TO DO: Tally the lines of the data that include the word "name" and state the total, nothing else.

DATA FOR THE TASK:
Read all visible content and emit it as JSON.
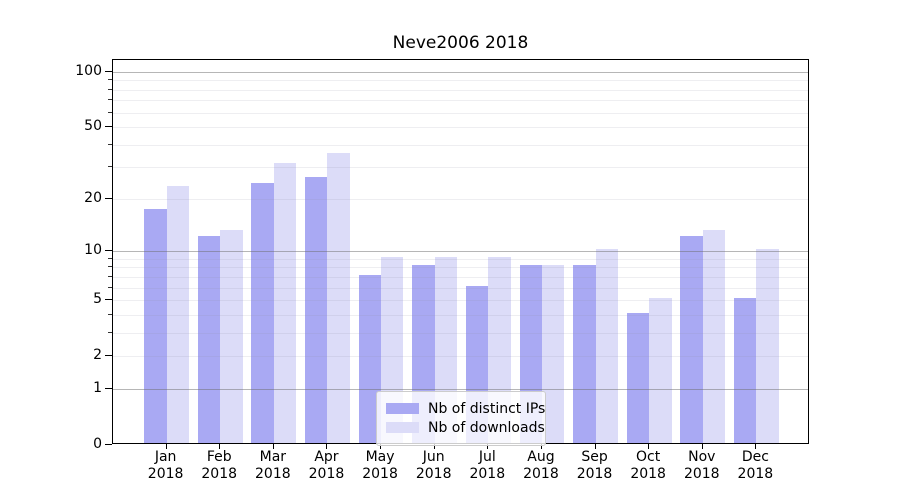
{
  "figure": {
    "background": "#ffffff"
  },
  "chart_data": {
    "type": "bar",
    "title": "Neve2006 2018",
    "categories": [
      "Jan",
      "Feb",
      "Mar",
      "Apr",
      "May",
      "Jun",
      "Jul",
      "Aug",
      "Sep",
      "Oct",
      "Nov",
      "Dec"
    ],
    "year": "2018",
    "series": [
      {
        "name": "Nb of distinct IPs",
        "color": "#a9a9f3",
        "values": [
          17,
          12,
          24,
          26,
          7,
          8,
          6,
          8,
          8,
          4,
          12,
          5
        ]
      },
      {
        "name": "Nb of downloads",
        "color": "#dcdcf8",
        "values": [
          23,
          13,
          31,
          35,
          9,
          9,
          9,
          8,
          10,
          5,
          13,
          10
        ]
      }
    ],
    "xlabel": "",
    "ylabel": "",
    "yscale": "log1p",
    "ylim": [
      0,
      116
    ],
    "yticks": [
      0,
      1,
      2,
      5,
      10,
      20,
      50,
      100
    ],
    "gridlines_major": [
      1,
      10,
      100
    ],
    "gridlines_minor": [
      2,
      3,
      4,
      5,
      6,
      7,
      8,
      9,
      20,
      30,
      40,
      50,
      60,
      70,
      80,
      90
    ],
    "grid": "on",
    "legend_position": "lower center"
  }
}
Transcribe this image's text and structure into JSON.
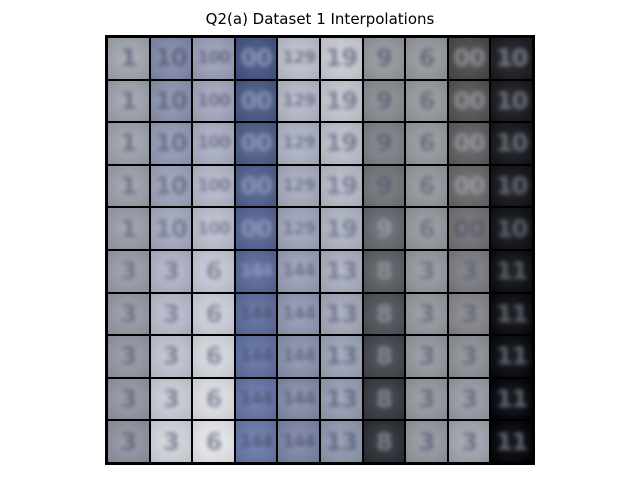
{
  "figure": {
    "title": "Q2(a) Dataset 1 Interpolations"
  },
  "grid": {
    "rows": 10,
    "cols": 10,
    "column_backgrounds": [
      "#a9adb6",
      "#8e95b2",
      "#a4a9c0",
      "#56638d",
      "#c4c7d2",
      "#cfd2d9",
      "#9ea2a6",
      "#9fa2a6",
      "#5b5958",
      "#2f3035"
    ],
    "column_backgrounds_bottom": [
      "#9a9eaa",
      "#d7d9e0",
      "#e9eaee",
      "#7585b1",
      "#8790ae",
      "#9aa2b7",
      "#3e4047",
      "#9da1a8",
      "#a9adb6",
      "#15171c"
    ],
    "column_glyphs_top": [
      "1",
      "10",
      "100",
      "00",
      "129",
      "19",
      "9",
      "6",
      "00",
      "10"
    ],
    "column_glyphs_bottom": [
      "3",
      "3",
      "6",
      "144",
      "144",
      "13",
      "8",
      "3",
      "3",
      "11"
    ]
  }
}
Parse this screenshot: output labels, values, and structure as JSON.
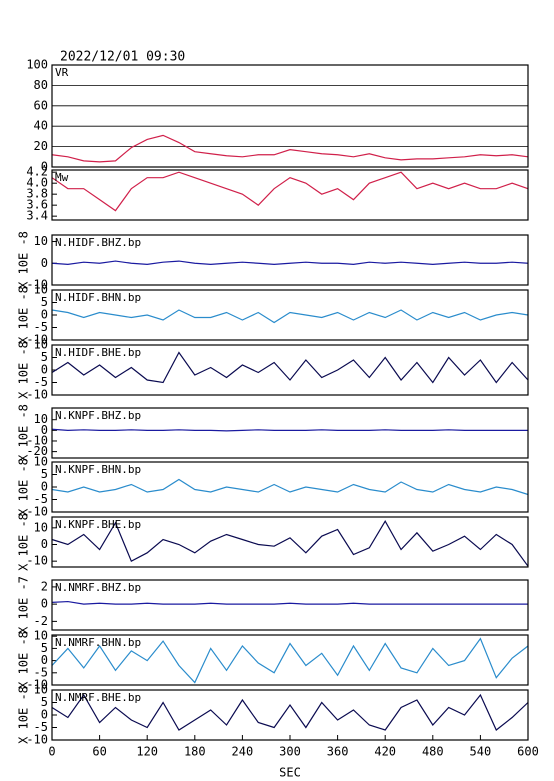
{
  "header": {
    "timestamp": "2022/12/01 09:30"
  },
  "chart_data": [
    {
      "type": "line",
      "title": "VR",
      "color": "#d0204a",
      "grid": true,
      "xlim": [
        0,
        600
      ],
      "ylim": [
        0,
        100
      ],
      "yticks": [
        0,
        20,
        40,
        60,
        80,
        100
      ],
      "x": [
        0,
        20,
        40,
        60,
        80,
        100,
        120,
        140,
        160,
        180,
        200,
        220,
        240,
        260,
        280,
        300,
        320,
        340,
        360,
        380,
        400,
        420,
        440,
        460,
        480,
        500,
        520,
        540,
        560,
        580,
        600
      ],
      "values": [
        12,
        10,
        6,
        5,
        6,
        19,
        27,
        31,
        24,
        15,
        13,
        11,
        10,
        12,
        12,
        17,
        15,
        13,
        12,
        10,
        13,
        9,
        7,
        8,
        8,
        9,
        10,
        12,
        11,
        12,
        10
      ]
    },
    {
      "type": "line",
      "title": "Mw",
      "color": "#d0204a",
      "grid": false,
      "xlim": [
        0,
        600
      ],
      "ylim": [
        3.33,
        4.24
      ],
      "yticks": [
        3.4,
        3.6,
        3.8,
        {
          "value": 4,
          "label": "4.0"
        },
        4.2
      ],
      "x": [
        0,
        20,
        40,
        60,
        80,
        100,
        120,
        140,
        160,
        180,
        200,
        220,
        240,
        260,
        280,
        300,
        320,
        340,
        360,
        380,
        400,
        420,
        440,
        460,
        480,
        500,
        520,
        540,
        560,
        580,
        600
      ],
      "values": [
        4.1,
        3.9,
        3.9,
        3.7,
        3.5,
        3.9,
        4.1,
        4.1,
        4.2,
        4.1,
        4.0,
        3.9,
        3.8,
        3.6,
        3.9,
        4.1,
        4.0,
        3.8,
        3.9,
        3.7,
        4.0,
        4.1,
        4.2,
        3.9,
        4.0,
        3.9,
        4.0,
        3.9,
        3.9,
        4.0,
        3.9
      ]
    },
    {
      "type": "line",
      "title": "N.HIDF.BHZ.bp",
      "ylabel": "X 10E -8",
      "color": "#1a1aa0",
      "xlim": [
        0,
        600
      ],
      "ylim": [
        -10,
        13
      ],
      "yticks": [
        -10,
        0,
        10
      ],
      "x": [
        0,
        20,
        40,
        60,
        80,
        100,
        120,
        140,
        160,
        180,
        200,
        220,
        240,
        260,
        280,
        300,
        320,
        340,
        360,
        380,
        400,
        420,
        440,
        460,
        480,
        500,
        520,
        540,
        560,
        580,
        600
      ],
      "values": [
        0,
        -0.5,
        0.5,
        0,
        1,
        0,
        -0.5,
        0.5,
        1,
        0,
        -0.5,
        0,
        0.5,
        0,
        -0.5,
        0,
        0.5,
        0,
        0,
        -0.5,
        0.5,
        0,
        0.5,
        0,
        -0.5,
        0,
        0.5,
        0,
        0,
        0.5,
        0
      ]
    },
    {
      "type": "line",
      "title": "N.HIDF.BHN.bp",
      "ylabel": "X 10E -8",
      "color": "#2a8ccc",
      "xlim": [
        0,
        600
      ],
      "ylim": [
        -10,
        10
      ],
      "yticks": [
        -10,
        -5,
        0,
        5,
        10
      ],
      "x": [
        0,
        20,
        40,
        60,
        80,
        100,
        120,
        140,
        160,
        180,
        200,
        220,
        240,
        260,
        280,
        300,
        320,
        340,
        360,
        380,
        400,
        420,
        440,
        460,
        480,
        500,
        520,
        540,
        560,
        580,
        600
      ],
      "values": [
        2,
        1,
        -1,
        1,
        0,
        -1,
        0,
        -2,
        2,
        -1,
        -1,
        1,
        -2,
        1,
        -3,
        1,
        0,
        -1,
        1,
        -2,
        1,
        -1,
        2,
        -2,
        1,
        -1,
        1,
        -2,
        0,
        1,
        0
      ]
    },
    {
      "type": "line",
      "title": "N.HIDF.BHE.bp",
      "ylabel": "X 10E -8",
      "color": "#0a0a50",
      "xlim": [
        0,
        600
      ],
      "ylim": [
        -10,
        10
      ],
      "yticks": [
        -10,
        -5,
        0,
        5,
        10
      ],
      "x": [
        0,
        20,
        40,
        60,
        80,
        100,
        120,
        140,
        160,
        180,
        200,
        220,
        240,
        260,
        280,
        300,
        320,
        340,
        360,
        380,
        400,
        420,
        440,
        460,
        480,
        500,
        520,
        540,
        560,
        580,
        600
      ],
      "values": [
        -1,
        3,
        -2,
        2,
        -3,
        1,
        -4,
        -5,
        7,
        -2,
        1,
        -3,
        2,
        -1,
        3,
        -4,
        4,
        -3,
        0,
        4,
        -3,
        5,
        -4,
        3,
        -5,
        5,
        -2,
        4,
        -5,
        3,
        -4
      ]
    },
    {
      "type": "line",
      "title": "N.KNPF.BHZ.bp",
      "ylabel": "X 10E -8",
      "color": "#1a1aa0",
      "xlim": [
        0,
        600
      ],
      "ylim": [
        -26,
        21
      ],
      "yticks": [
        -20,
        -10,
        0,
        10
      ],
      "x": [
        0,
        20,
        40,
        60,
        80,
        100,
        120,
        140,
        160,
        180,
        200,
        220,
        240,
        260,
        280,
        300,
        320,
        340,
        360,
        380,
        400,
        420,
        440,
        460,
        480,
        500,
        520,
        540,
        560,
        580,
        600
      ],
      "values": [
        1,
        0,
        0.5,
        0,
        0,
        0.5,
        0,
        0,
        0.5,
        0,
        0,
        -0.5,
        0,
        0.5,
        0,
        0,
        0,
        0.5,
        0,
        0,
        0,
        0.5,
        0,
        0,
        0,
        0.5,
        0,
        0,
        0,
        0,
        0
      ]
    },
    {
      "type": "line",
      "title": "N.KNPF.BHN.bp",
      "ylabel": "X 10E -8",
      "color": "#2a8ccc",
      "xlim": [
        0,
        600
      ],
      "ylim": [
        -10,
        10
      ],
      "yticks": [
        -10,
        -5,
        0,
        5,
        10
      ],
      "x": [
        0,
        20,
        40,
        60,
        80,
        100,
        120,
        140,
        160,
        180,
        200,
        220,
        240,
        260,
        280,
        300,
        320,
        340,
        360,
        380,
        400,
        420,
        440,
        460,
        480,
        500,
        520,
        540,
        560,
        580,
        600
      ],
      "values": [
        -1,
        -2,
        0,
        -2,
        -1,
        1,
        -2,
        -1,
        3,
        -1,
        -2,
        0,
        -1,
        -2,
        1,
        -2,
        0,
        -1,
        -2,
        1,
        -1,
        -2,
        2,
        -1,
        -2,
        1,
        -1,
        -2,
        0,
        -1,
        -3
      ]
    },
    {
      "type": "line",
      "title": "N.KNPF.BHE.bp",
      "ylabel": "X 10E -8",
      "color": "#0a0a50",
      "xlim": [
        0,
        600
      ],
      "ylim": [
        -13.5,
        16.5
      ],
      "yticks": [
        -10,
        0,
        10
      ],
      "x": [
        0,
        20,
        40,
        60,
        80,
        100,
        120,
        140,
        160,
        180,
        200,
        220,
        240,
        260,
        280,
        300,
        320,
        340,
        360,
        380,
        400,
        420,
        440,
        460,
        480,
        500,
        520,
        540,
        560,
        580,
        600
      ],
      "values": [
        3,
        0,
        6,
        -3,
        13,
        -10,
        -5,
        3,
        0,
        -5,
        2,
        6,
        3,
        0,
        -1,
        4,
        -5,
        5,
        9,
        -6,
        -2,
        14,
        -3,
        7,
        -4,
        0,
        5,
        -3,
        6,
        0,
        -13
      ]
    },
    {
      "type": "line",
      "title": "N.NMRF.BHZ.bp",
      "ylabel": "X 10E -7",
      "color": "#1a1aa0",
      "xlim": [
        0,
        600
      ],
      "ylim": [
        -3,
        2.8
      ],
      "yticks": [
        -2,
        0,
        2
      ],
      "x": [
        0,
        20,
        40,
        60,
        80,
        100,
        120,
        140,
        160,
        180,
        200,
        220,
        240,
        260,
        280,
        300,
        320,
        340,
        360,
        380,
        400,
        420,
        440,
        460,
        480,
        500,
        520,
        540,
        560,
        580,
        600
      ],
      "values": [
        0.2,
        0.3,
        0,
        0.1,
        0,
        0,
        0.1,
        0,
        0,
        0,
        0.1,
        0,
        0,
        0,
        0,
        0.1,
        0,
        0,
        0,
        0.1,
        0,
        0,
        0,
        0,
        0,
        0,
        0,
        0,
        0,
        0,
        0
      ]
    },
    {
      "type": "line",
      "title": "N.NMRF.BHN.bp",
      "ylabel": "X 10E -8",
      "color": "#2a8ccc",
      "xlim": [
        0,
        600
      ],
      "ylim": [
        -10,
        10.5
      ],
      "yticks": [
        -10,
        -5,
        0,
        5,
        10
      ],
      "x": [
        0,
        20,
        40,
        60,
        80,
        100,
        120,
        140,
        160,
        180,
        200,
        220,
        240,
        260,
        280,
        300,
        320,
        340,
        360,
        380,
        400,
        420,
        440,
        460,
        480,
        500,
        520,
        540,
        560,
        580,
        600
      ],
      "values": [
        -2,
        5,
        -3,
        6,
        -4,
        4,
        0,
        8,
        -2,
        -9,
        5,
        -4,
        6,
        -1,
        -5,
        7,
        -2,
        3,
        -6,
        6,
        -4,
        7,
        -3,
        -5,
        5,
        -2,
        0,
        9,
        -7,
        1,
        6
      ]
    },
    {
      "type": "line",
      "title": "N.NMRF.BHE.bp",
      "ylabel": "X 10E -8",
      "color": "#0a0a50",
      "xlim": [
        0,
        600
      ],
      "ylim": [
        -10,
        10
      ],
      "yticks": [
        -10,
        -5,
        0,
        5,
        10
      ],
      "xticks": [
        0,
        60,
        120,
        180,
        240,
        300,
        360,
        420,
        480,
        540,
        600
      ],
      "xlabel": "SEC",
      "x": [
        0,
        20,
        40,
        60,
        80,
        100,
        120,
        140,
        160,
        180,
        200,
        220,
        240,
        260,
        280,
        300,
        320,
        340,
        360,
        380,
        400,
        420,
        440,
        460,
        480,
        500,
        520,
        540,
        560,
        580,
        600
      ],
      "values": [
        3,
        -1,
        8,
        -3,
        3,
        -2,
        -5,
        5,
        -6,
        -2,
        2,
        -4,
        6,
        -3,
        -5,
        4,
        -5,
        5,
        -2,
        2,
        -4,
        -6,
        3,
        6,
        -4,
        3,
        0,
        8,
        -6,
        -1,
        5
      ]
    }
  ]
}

EXERCISE RESULT: 2